[Structured figure records]
------------------------------
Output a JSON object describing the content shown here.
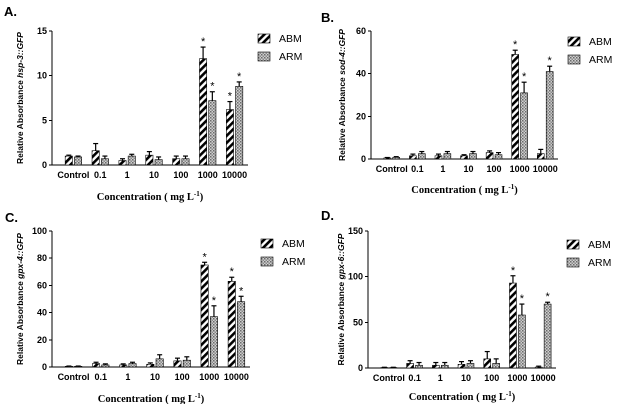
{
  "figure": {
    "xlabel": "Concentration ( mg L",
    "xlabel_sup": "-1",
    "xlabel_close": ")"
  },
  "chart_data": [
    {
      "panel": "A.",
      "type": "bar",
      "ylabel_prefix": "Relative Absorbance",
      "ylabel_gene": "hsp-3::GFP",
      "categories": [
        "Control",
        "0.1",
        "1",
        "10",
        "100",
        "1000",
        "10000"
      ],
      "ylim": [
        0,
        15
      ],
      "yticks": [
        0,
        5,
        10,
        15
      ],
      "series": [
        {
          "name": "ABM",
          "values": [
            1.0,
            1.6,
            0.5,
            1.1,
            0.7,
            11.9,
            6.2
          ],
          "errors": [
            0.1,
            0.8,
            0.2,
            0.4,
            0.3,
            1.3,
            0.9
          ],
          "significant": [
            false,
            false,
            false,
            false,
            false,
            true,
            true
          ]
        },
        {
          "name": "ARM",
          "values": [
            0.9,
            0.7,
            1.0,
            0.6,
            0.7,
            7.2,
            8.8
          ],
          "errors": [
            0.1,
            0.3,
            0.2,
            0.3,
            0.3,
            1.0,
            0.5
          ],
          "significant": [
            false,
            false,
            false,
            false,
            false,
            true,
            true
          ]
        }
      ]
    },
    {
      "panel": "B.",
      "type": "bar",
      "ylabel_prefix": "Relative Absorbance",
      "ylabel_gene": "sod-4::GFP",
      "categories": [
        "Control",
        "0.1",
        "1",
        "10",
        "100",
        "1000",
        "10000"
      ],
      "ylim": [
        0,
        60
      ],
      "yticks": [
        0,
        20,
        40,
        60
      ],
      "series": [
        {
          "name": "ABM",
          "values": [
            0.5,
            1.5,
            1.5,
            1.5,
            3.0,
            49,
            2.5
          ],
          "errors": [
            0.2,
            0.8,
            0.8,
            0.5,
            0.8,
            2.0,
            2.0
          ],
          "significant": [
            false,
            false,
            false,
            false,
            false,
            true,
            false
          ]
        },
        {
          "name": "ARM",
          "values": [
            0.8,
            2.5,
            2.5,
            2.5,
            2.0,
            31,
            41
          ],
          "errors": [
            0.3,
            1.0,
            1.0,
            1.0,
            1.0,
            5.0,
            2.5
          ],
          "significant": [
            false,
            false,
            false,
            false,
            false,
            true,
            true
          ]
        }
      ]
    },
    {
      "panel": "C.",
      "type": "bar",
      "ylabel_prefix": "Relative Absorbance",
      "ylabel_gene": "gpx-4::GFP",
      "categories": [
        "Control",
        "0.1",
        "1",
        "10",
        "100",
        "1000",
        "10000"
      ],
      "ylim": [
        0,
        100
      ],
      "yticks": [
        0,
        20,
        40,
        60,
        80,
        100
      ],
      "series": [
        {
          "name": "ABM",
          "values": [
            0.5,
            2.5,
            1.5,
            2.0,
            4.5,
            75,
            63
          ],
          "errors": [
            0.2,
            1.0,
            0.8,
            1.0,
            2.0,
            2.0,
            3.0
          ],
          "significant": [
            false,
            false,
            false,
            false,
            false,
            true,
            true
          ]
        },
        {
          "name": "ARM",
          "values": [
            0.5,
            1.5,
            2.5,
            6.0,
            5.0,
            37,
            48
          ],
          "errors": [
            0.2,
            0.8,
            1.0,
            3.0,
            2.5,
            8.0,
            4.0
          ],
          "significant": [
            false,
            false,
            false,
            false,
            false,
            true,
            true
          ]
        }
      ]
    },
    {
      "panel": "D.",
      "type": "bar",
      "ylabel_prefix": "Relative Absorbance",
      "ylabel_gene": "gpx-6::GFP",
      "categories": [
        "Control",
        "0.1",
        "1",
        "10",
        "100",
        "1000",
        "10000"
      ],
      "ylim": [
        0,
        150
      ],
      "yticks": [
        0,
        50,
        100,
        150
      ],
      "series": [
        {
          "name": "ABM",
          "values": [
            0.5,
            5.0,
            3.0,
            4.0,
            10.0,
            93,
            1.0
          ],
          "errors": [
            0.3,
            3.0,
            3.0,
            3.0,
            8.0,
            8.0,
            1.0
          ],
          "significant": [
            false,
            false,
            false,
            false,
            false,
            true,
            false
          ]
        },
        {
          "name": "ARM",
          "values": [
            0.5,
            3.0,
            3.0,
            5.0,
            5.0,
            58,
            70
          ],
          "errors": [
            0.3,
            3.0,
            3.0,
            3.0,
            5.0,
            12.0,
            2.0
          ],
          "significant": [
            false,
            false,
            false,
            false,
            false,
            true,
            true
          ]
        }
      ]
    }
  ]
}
------------------------------
● **Written instruction**
Repeat the data exactly, excluding the pictures.

● **Solution to this task**
Output a JSON object describing the content shown here.
{
  "figure": {
    "xlabel": "Concentration ( mg L",
    "xlabel_sup": "-1",
    "xlabel_close": ")"
  },
  "chart_data": [
    {
      "panel": "A.",
      "type": "bar",
      "ylabel_prefix": "Relative Absorbance",
      "ylabel_gene": "hsp-3::GFP",
      "categories": [
        "Control",
        "0.1",
        "1",
        "10",
        "100",
        "1000",
        "10000"
      ],
      "ylim": [
        0,
        15
      ],
      "yticks": [
        0,
        5,
        10,
        15
      ],
      "series": [
        {
          "name": "ABM",
          "values": [
            1.0,
            1.6,
            0.5,
            1.1,
            0.7,
            11.9,
            6.2
          ],
          "errors": [
            0.1,
            0.8,
            0.2,
            0.4,
            0.3,
            1.3,
            0.9
          ],
          "significant": [
            false,
            false,
            false,
            false,
            false,
            true,
            true
          ]
        },
        {
          "name": "ARM",
          "values": [
            0.9,
            0.7,
            1.0,
            0.6,
            0.7,
            7.2,
            8.8
          ],
          "errors": [
            0.1,
            0.3,
            0.2,
            0.3,
            0.3,
            1.0,
            0.5
          ],
          "significant": [
            false,
            false,
            false,
            false,
            false,
            true,
            true
          ]
        }
      ]
    },
    {
      "panel": "B.",
      "type": "bar",
      "ylabel_prefix": "Relative Absorbance",
      "ylabel_gene": "sod-4::GFP",
      "categories": [
        "Control",
        "0.1",
        "1",
        "10",
        "100",
        "1000",
        "10000"
      ],
      "ylim": [
        0,
        60
      ],
      "yticks": [
        0,
        20,
        40,
        60
      ],
      "series": [
        {
          "name": "ABM",
          "values": [
            0.5,
            1.5,
            1.5,
            1.5,
            3.0,
            49,
            2.5
          ],
          "errors": [
            0.2,
            0.8,
            0.8,
            0.5,
            0.8,
            2.0,
            2.0
          ],
          "significant": [
            false,
            false,
            false,
            false,
            false,
            true,
            false
          ]
        },
        {
          "name": "ARM",
          "values": [
            0.8,
            2.5,
            2.5,
            2.5,
            2.0,
            31,
            41
          ],
          "errors": [
            0.3,
            1.0,
            1.0,
            1.0,
            1.0,
            5.0,
            2.5
          ],
          "significant": [
            false,
            false,
            false,
            false,
            false,
            true,
            true
          ]
        }
      ]
    },
    {
      "panel": "C.",
      "type": "bar",
      "ylabel_prefix": "Relative Absorbance",
      "ylabel_gene": "gpx-4::GFP",
      "categories": [
        "Control",
        "0.1",
        "1",
        "10",
        "100",
        "1000",
        "10000"
      ],
      "ylim": [
        0,
        100
      ],
      "yticks": [
        0,
        20,
        40,
        60,
        80,
        100
      ],
      "series": [
        {
          "name": "ABM",
          "values": [
            0.5,
            2.5,
            1.5,
            2.0,
            4.5,
            75,
            63
          ],
          "errors": [
            0.2,
            1.0,
            0.8,
            1.0,
            2.0,
            2.0,
            3.0
          ],
          "significant": [
            false,
            false,
            false,
            false,
            false,
            true,
            true
          ]
        },
        {
          "name": "ARM",
          "values": [
            0.5,
            1.5,
            2.5,
            6.0,
            5.0,
            37,
            48
          ],
          "errors": [
            0.2,
            0.8,
            1.0,
            3.0,
            2.5,
            8.0,
            4.0
          ],
          "significant": [
            false,
            false,
            false,
            false,
            false,
            true,
            true
          ]
        }
      ]
    },
    {
      "panel": "D.",
      "type": "bar",
      "ylabel_prefix": "Relative Absorbance",
      "ylabel_gene": "gpx-6::GFP",
      "categories": [
        "Control",
        "0.1",
        "1",
        "10",
        "100",
        "1000",
        "10000"
      ],
      "ylim": [
        0,
        150
      ],
      "yticks": [
        0,
        50,
        100,
        150
      ],
      "series": [
        {
          "name": "ABM",
          "values": [
            0.5,
            5.0,
            3.0,
            4.0,
            10.0,
            93,
            1.0
          ],
          "errors": [
            0.3,
            3.0,
            3.0,
            3.0,
            8.0,
            8.0,
            1.0
          ],
          "significant": [
            false,
            false,
            false,
            false,
            false,
            true,
            false
          ]
        },
        {
          "name": "ARM",
          "values": [
            0.5,
            3.0,
            3.0,
            5.0,
            5.0,
            58,
            70
          ],
          "errors": [
            0.3,
            3.0,
            3.0,
            3.0,
            5.0,
            12.0,
            2.0
          ],
          "significant": [
            false,
            false,
            false,
            false,
            false,
            true,
            true
          ]
        }
      ]
    }
  ]
}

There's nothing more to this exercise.